__EXERCISE__. Exclude all pictures, then copy each of the records exactly as written.

__DATA SHOWN__.
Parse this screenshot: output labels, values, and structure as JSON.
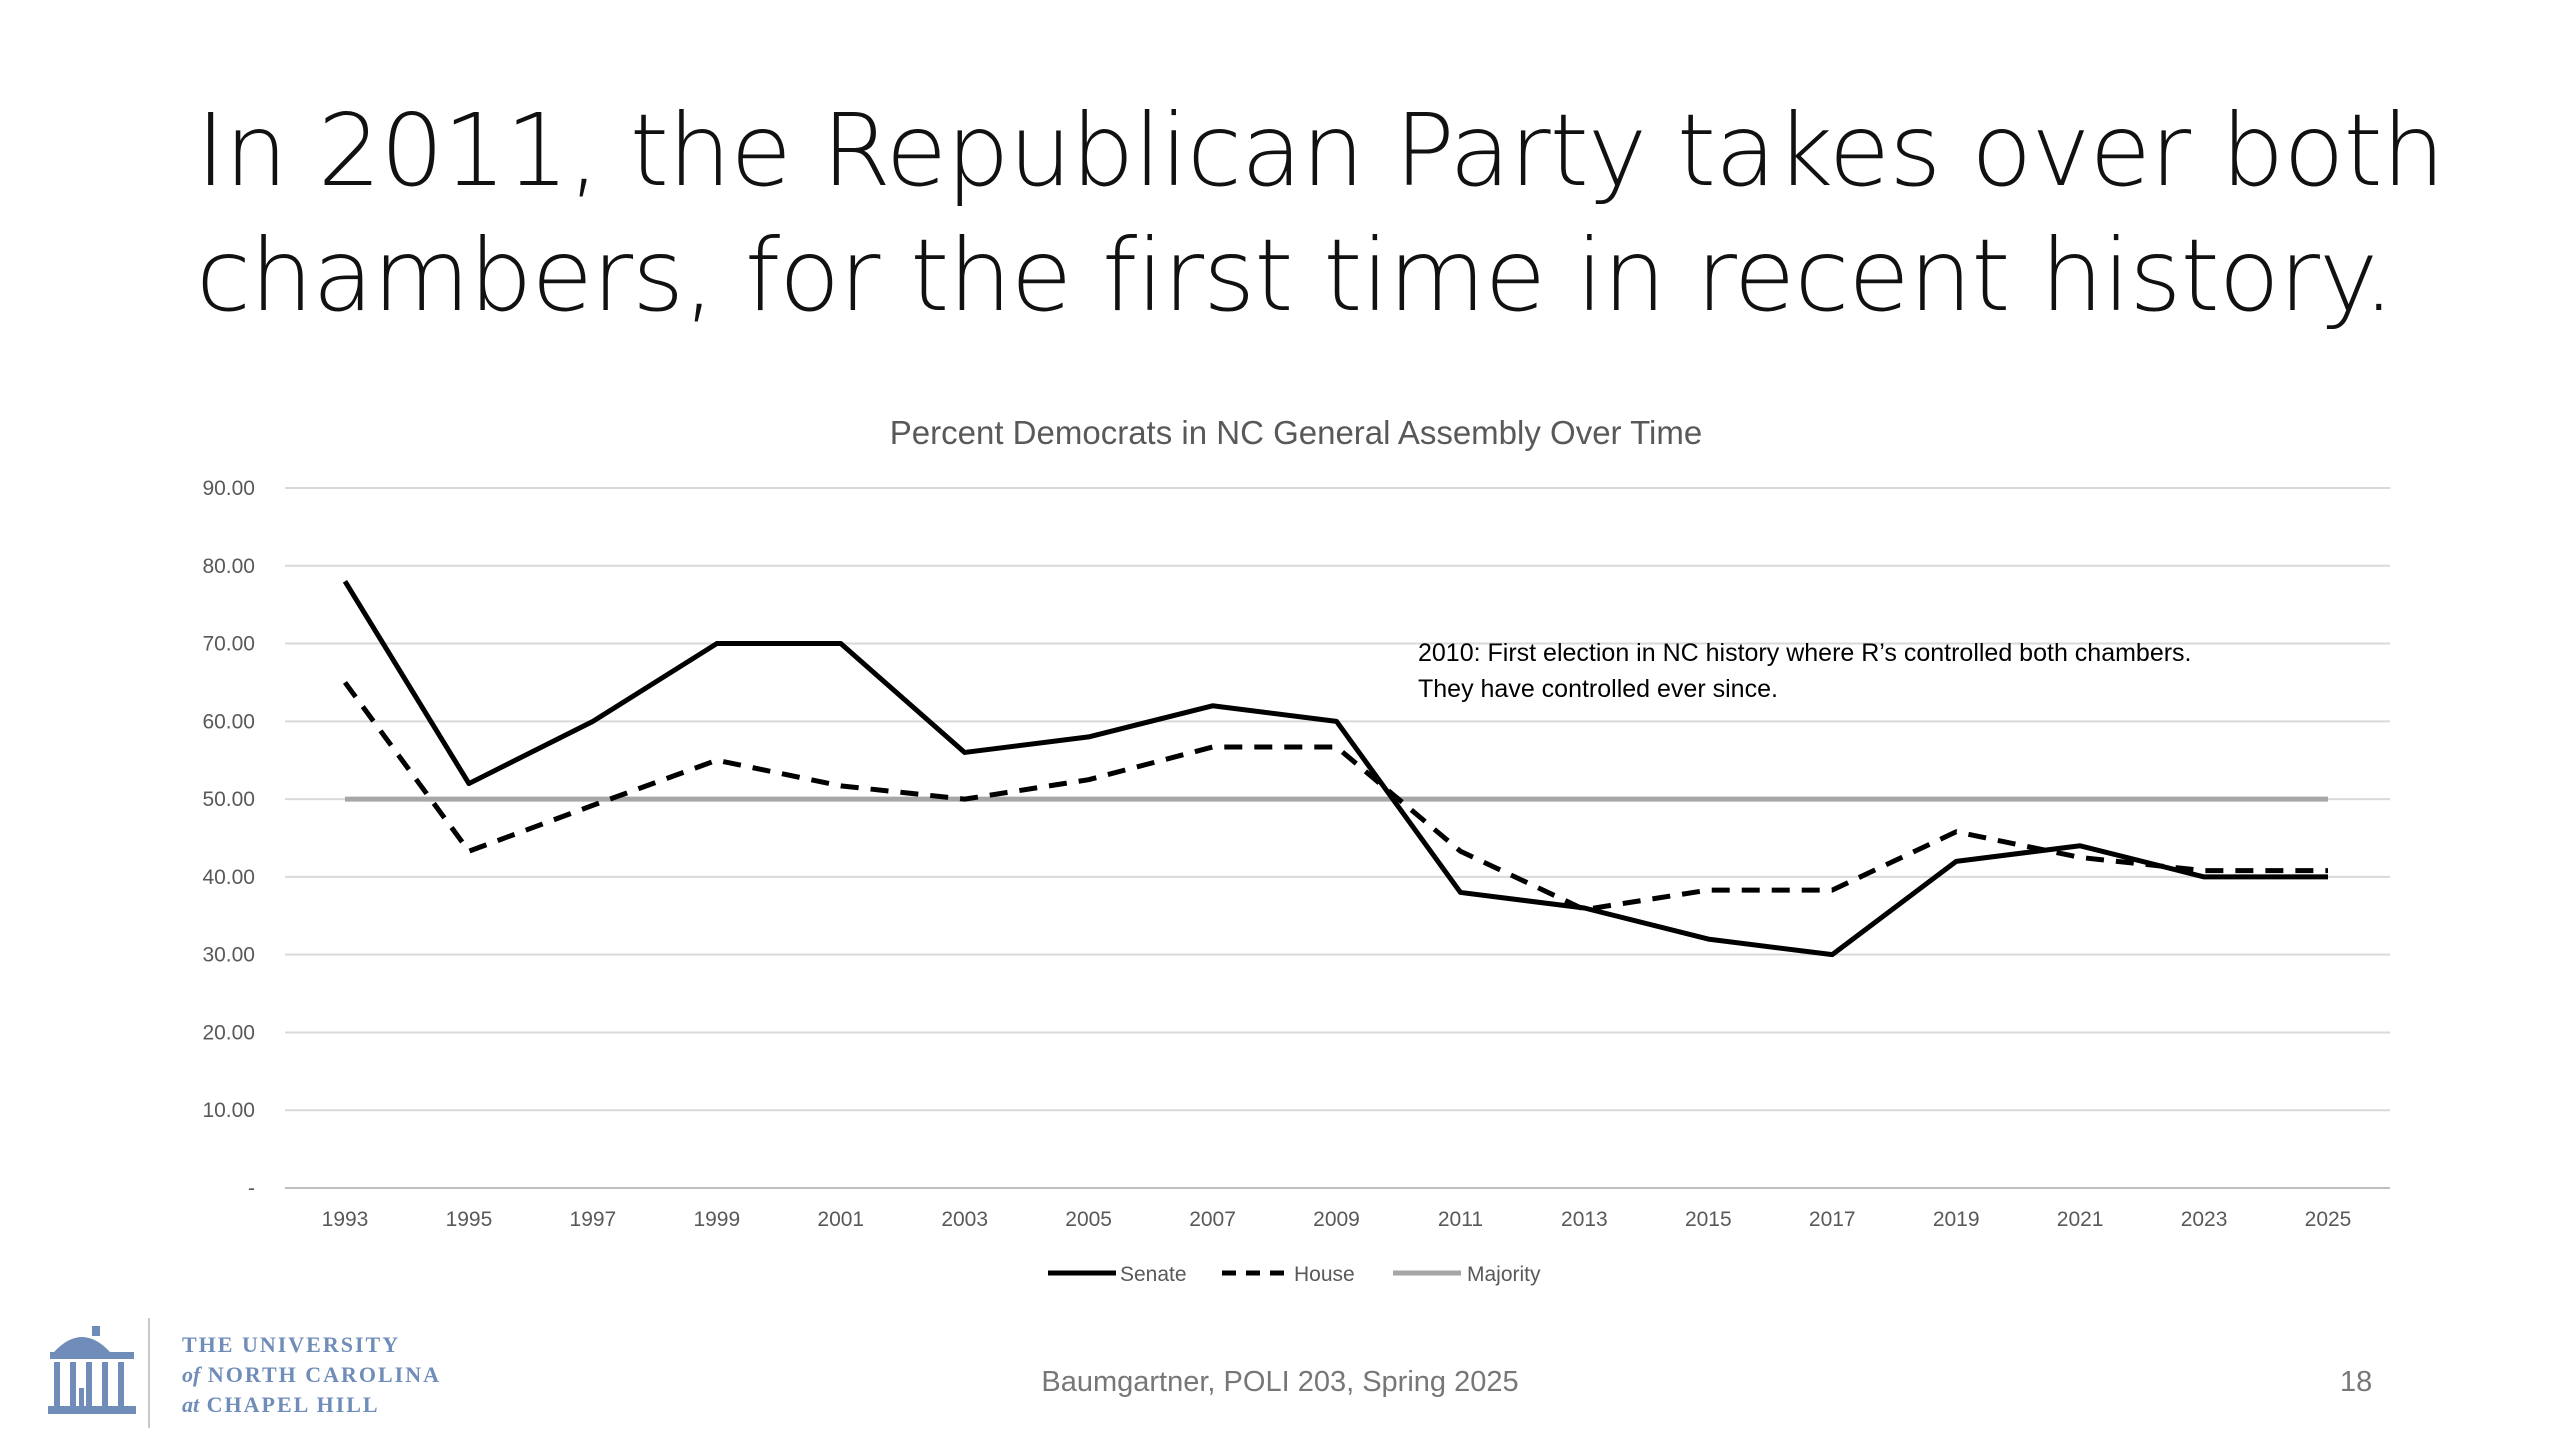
{
  "slide": {
    "title_lines": [
      "In 2011, the Republican Party takes over both",
      "chambers, for the first time in recent history."
    ],
    "footer": "Baumgartner, POLI 203, Spring 2025",
    "slide_number": "18"
  },
  "logo": {
    "icon": "old-well-icon",
    "line1": "THE UNIVERSITY",
    "line2_prefix": "of",
    "line2_rest": "NORTH CAROLINA",
    "line3_prefix": "at",
    "line3_rest": "CHAPEL HILL",
    "color": "#6f8db8"
  },
  "chart_data": {
    "type": "line",
    "title": "Percent Democrats in NC General Assembly Over Time",
    "xlabel": "",
    "ylabel": "",
    "categories": [
      "1993",
      "1995",
      "1997",
      "1999",
      "2001",
      "2003",
      "2005",
      "2007",
      "2009",
      "2011",
      "2013",
      "2015",
      "2017",
      "2019",
      "2021",
      "2023",
      "2025"
    ],
    "y_ticks": [
      "-",
      "10.00",
      "20.00",
      "30.00",
      "40.00",
      "50.00",
      "60.00",
      "70.00",
      "80.00",
      "90.00"
    ],
    "ylim": [
      0,
      90
    ],
    "grid": true,
    "legend_position": "bottom",
    "series": [
      {
        "name": "Senate",
        "style": "solid",
        "color": "#000000",
        "values": [
          78,
          52,
          60,
          70,
          70,
          56,
          58,
          62,
          60,
          38,
          36,
          32,
          30,
          42,
          44,
          40,
          40
        ]
      },
      {
        "name": "House",
        "style": "dashed",
        "color": "#000000",
        "values": [
          65,
          43.3,
          49.2,
          55,
          51.7,
          50,
          52.5,
          56.7,
          56.7,
          43.3,
          35.8,
          38.3,
          38.3,
          45.8,
          42.5,
          40.8,
          40.8
        ]
      },
      {
        "name": "Majority",
        "style": "solid",
        "color": "#a6a6a6",
        "values": [
          50,
          50,
          50,
          50,
          50,
          50,
          50,
          50,
          50,
          50,
          50,
          50,
          50,
          50,
          50,
          50,
          50
        ]
      }
    ],
    "annotation": [
      "2010: First election in NC history where R’s controlled both chambers.",
      "They have controlled ever since."
    ]
  }
}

__RIGHT ANSWER__.
Parse this screenshot: output labels, values, and structure as JSON.
{
  "slide": {
    "title_lines": [
      "In 2011, the Republican Party takes over both",
      "chambers, for the first time in recent history."
    ],
    "footer": "Baumgartner, POLI 203, Spring 2025",
    "slide_number": "18"
  },
  "logo": {
    "icon": "old-well-icon",
    "line1": "THE UNIVERSITY",
    "line2_prefix": "of",
    "line2_rest": "NORTH CAROLINA",
    "line3_prefix": "at",
    "line3_rest": "CHAPEL HILL",
    "color": "#6f8db8"
  },
  "chart_data": {
    "type": "line",
    "title": "Percent Democrats in NC General Assembly Over Time",
    "xlabel": "",
    "ylabel": "",
    "categories": [
      "1993",
      "1995",
      "1997",
      "1999",
      "2001",
      "2003",
      "2005",
      "2007",
      "2009",
      "2011",
      "2013",
      "2015",
      "2017",
      "2019",
      "2021",
      "2023",
      "2025"
    ],
    "y_ticks": [
      "-",
      "10.00",
      "20.00",
      "30.00",
      "40.00",
      "50.00",
      "60.00",
      "70.00",
      "80.00",
      "90.00"
    ],
    "ylim": [
      0,
      90
    ],
    "grid": true,
    "legend_position": "bottom",
    "series": [
      {
        "name": "Senate",
        "style": "solid",
        "color": "#000000",
        "values": [
          78,
          52,
          60,
          70,
          70,
          56,
          58,
          62,
          60,
          38,
          36,
          32,
          30,
          42,
          44,
          40,
          40
        ]
      },
      {
        "name": "House",
        "style": "dashed",
        "color": "#000000",
        "values": [
          65,
          43.3,
          49.2,
          55,
          51.7,
          50,
          52.5,
          56.7,
          56.7,
          43.3,
          35.8,
          38.3,
          38.3,
          45.8,
          42.5,
          40.8,
          40.8
        ]
      },
      {
        "name": "Majority",
        "style": "solid",
        "color": "#a6a6a6",
        "values": [
          50,
          50,
          50,
          50,
          50,
          50,
          50,
          50,
          50,
          50,
          50,
          50,
          50,
          50,
          50,
          50,
          50
        ]
      }
    ],
    "annotation": [
      "2010: First election in NC history where R’s controlled both chambers.",
      "They have controlled ever since."
    ]
  }
}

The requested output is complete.